Extract to read
- - - - - - -

Congress Intervenes to Save Industry

Discussed by: Northeast Democrats, energy policy analysts

Democratic senators from Massachusetts, New York, Virginia, and other coastal states with offshore wind contracts pressure GOP moderates worried about abandoned projects in their districts. Bipartisan legislation emerges mandating Interior complete the review within 90 days and requiring clear evidence of national security harm to justify cancellation. Trump faces a choice: veto and own the job losses, or grudgingly allow some projects to proceed while claiming credit for "making them safer."

5

Courts Block Pause, Construction Resumes

Discussed by: Dominion Energy legal team, renewable energy attorneys, 17-state attorney general coalition

Judge Walker grants Dominion's temporary restraining order by month's end, forcing Interior to allow construction to continue during litigation—just as courts did with the Revolution Wind project in September and the broader wind ban in December. The industry's rapid legal mobilization and December 7 precedent ruling the first ban "arbitrary and capricious" provide a roadmap. Even if Trump appeals, injunctions keep projects alive long enough to reach completion. The national security framing proves legally insufficient without concrete classified evidence.

6

Cascade of Court Victories Forces Projects to Resume

Discussed by: Renewable energy attorneys, offshore wind industry analysts

Following Revolution Wind's January 12 win, judges grant similar injunctions for Empire Wind, Sunrise Wind, and Coastal Virginia, finding Interior failed to explain why complete construction halts were necessary rather than mitigation measures. The precedent from both the December 7 ruling against Trump's broader wind ban and Judge Lamberth's 'arbitrary and capricious' finding create legal momentum. Projects restart but remain vulnerable to appeal—and the Trump administration can still deny future permits and lease sales, choking the industry's pipeline even if these five projects survive.

7

Split Decisions: Some Projects Survive, Others Die

Discussed by: Legal analysts, energy policy experts

Revolution Wind resumes under court order but Empire Wind misses its January 16 vessel deadline and faces termination. Dominion's January 16 hearing produces a mixed ruling—construction can continue but with new radar mitigation requirements that add months of delay and hundreds of millions in costs. Vineyard Wind, already struggling with blade defects, remains halted. The outcome: a fragmented industry where some developers get partial relief while others absorb catastrophic losses, making future U.S. investment deeply uncertain.

- - - - - - -

Rows
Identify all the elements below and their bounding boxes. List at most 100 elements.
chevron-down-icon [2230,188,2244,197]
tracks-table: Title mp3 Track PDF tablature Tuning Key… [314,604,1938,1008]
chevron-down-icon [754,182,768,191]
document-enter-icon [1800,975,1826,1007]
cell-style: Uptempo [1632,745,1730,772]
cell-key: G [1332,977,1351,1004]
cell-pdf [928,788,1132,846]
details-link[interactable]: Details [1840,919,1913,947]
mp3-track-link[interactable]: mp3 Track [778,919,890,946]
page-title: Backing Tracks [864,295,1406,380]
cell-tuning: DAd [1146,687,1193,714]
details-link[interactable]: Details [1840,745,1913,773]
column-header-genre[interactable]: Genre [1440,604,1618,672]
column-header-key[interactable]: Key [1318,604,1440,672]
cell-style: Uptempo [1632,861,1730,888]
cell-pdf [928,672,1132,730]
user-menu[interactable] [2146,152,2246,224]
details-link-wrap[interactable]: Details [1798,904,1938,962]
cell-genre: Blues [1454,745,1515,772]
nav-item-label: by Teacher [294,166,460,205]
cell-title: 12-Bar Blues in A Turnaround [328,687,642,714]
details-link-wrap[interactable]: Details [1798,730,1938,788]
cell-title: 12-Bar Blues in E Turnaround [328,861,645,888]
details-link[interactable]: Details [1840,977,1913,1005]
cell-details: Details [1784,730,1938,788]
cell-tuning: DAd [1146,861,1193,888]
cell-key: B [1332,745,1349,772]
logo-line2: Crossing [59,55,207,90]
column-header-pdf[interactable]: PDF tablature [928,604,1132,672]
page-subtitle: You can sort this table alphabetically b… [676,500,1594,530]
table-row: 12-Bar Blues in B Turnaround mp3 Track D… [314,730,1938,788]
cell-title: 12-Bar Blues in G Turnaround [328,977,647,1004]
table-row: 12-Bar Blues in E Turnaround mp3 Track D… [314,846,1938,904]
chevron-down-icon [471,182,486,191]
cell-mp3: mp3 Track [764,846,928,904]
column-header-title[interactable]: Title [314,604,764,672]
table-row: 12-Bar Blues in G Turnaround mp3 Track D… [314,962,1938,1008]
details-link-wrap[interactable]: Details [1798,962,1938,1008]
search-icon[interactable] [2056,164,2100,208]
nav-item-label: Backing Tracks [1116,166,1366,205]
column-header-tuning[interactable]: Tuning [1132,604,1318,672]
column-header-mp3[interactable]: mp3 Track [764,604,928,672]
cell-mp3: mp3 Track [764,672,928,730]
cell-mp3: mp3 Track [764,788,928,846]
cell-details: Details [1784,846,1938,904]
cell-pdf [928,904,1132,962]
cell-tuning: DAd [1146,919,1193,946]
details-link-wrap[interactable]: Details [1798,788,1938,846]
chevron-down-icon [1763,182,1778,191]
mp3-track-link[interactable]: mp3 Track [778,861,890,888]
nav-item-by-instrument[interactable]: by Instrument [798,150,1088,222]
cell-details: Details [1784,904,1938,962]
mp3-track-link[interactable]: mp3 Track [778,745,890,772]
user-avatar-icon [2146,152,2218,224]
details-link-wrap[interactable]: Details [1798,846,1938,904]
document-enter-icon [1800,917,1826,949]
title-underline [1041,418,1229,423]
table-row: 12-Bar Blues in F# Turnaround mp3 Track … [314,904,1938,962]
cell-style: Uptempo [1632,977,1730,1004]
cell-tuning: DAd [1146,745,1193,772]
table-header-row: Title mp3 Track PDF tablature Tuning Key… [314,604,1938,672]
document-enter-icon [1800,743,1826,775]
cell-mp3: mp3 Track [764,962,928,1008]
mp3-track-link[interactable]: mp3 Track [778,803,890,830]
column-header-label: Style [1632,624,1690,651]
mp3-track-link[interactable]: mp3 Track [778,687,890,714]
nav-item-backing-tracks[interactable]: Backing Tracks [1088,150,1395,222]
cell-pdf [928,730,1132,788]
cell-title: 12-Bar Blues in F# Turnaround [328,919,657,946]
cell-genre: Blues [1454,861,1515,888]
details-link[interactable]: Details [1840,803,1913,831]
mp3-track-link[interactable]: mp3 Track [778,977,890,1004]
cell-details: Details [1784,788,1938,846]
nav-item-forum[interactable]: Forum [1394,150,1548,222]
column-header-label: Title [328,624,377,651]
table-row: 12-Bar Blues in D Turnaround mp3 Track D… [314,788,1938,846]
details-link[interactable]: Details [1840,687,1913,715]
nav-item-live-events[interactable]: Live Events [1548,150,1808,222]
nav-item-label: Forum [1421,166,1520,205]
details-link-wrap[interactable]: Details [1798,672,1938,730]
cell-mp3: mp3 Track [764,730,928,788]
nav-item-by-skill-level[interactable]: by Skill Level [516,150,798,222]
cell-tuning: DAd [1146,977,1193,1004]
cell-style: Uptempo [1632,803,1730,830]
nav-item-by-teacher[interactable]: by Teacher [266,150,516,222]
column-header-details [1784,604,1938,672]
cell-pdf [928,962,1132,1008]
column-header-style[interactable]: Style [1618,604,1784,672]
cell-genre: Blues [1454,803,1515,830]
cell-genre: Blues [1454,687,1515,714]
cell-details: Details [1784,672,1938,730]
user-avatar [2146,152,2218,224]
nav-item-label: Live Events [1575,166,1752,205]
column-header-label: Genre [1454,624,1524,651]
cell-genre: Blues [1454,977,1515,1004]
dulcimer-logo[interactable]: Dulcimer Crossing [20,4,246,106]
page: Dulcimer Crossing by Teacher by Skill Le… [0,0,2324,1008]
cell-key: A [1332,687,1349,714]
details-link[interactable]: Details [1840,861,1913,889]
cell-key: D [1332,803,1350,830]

- - - - - - -

Requirement A
Reproduce the stretch of the offshore wind text from "Discussed by: Legal" through "investment deeply uncertain.", word for word.
Requirement B
Carry on the text about offshore wind projects, picking up right after its final sentence.

Expected answer A
Discussed by: Legal analysts, energy policy experts

Revolution Wind resumes under court order but Empire Wind misses its January 16 vessel deadline and faces termination. Dominion's January 16 hearing produces a mixed ruling—construction can continue but with new radar mitigation requirements that add months of delay and hundreds of millions in costs. Vineyard Wind, already struggling with blade defects, remains halted. The outcome: a fragmented industry where some developers get partial relief while others absorb catastrophic losses, making future U.S. investment deeply uncertain.

Expected answer B
8

Trump Administration Appeals, Projects Halt Again

Discussed by: Legal analysts, DOJ officials (hypothetical)

Interior appeals all four preliminary injunctions to circuit courts, requesting stays pending appeal. If granted, construction halts resume while appellate litigation drags for months. Even if developers ultimately win, vessel delays and financing covenants could terminate projects. The administration uses appeals process as a war of attrition, betting billion-dollar companies can't sustain indefinite uncertainty.

9

Vineyard Wind and Sunrise Wind Win, All Five Resume

Discussed by: Renewable energy attorneys, offshore wind industry analysts

Following the pattern of Revolution, Empire, and Coastal Virginia, judges grant preliminary injunctions for the remaining two projects within days. All five projects resume construction by late January 2026. Interior's 90-day review expires March 22 without producing new evidence, forcing the administration to either lift suspensions permanently or admit national security claims were pretextual. The cascade of losses from Reagan, Trump, and Biden appointees makes appeals politically and legally untenable.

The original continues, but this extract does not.